What the task asks:
In the records that follow, show each line where the word "teacher" is present.

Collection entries
◆ ◆ ◆

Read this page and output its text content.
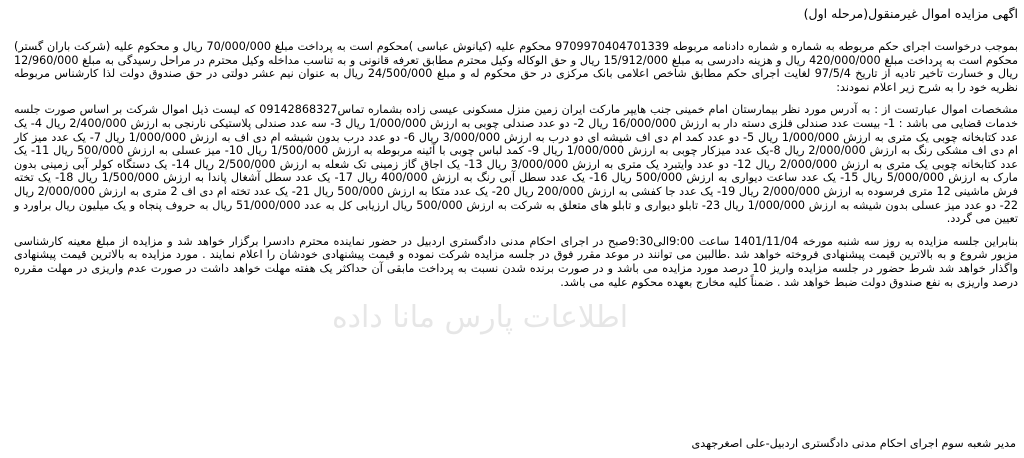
اگهی مزایده اموال غیرمنقول(مرحله اول)

بموجب درخواست اجرای حکم مربوطه به شماره و شماره دادنامه مربوطه 9709970404701339 محکوم علیه (کیانوش عباسی )محکوم است به پرداخت مبلغ 70/000/000 ریال و محکوم علیه (شرکت باران گستر) محکوم است به پرداخت مبلغ 420/000/000 ریال و هزینه دادرسی به مبلغ 15/912/000 ریال و حق الوکاله وکیل محترم مطابق تعرفه قانونی و به تناسب مداخله وکیل محترم در مراحل رسیدگی به مبلغ 12/960/000 ریال و خسارت تاخیر تادیه از تاریخ 97/5/4 لغایت اجرای حکم مطابق شاخص اعلامی بانک مرکزی در حق محکوم له و مبلغ 24/500/000 ریال به عنوان نیم عشر دولتی در حق صندوق دولت لذا کارشناس مربوطه نظریه خود را به شرح زیر اعلام نمودند:

مشخصات اموال عبارتست از : به آدرس مورد نظر بیمارستان امام خمینی جنب هایپر مارکت ایران زمین منزل مسکونی عیسی زاده بشماره تماس09142868327 که لیست ذیل اموال شرکت بر اساس صورت جلسه خدمات قضایی می باشد : 1- بیست عدد صندلی فلزی دسته دار به ارزش 16/000/000 ریال 2- دو عدد صندلی چوبی به ارزش 1/000/000 ریال 3- سه عدد صندلی پلاستیکی نارنجی به ارزش 2/400/000 ریال 4- یک عدد کتابخانه چوبی یک متری به ارزش 1/000/000 ریال 5- دو عدد کمد ام دی اف شیشه ای دو درب به ارزش 3/000/000 ریال 6- دو عدد درب بدون شیشه ام دی اف به ارزش 1/000/000 ریال 7- یک عدد میز کار ام دی اف مشکی رنگ به ارزش 2/000/000 ریال 8-یک عدد میزکار چوبی به ارزش 1/000/000 ریال 9- کمد لباس چوبی با آئینه مربوطه به ارزش 1/500/000 ریال 10- میز عسلی به ارزش 500/000 ریال 11- یک عدد کتابخانه چوبی یک متری به ارزش 2/000/000 ریال 12- دو عدد وایتبرد یک متری به ارزش 3/000/000 ریال 13- یک اجاق گاز زمینی تک شعله به ارزش 2/500/000 ریال 14- یک دستگاه کولر آبی زمینی بدون مارک به ارزش 5/000/000 ریال 15- یک عدد ساعت دیواری به ارزش 500/000 ریال 16- یک عدد سطل آبی رنگ به ارزش 400/000 ریال 17- یک عدد سطل آشغال پاندا به ارزش 1/500/000 ریال 18- یک تخته فرش ماشینی 12 متری فرسوده به ارزش 2/000/000 ریال 19- یک عدد جا کفشی به ارزش 200/000 ریال 20- یک عدد متکا به ارزش 500/000 ریال 21- یک عدد تخته ام دی اف 2 متری به ارزش 2/000/000 ریال 22- دو عدد میز عسلی بدون شیشه به ارزش 1/000/000 ریال 23- تابلو دیواری و تابلو های متعلق به شرکت به ارزش 500/000 ریال ارزیابی کل به عدد 51/000/000 ریال به حروف پنجاه و یک میلیون ریال براورد و تعیین می گردد.

بنابراین جلسه مزایده به روز سه شنبه مورخه 1401/11/04 ساعت 9:00الی9:30صبح در اجرای احکام مدنی دادگستری اردبیل در حضور نماینده محترم دادسرا برگزار خواهد شد و مزایده از مبلغ معینه کارشناسی مزبور شروع و به بالاترین قیمت پیشنهادی فروخته خواهد شد .طالبین می توانند در موعد مقرر فوق در جلسه مزایده شرکت نموده و قیمت پیشنهادی خودشان را اعلام نمایند . مورد مزایده به بالاترین قیمت پیشنهادی واگذار خواهد شد شرط حضور در جلسه مزایده واریز 10 درصد مورد مزایده می باشد و در صورت برنده شدن نسبت به پرداخت مابقی آن حداکثر یک هفته مهلت خواهد داشت در صورت عدم واریزی در مهلت مقرره درصد واریزی به نفع صندوق دولت ضبط خواهد شد . ضمناً کلیه مخارج بعهده محکوم علیه می باشد.

اطلاعات پارس مانا داده
مدیر شعبه سوم اجرای احکام مدنی دادگستری اردبیل-علی اصغرجهدی
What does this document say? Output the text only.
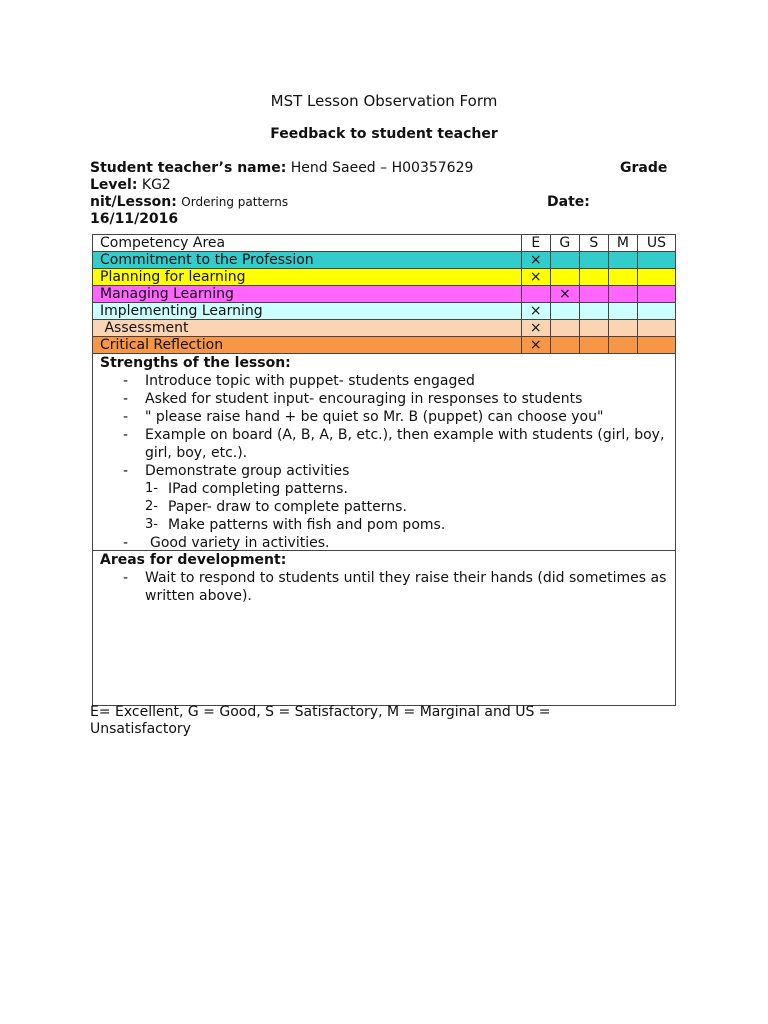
MST Lesson Observation Form
Feedback to student teacher
Student teacher’s name: Hend Saeed – H00357629	Grade
Level: KG2
nit/Lesson: Ordering patterns	Date:
16/11/2016
Competency Area	E	G	S	M	US
Commitment to the Profession	×				
Planning for learning	×				
Managing Learning		×			
Implementing Learning	×				
Assessment	×				
Critical Reflection	×				
Strengths of the lesson:
- Introduce topic with puppet- students engaged
- Asked for student input- encouraging in responses to students
- " please raise hand + be quiet so Mr. B (puppet) can choose you"
- Example on board (A, B, A, B, etc.), then example with students (girl, boy, girl, boy, etc.).
- Demonstrate group activities
1- IPad completing patterns.
2- Paper- draw to complete patterns.
3- Make patterns with fish and pom poms.
- Good variety in activities.
Areas for development:
- Wait to respond to students until they raise their hands (did sometimes as written above).
E= Excellent, G = Good, S = Satisfactory, M = Marginal and US = Unsatisfactory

◆ ◆ ◆

Task solution:
Feedback to student teacher
Student teacher’s name: Hend Saeed – H00357629	Grade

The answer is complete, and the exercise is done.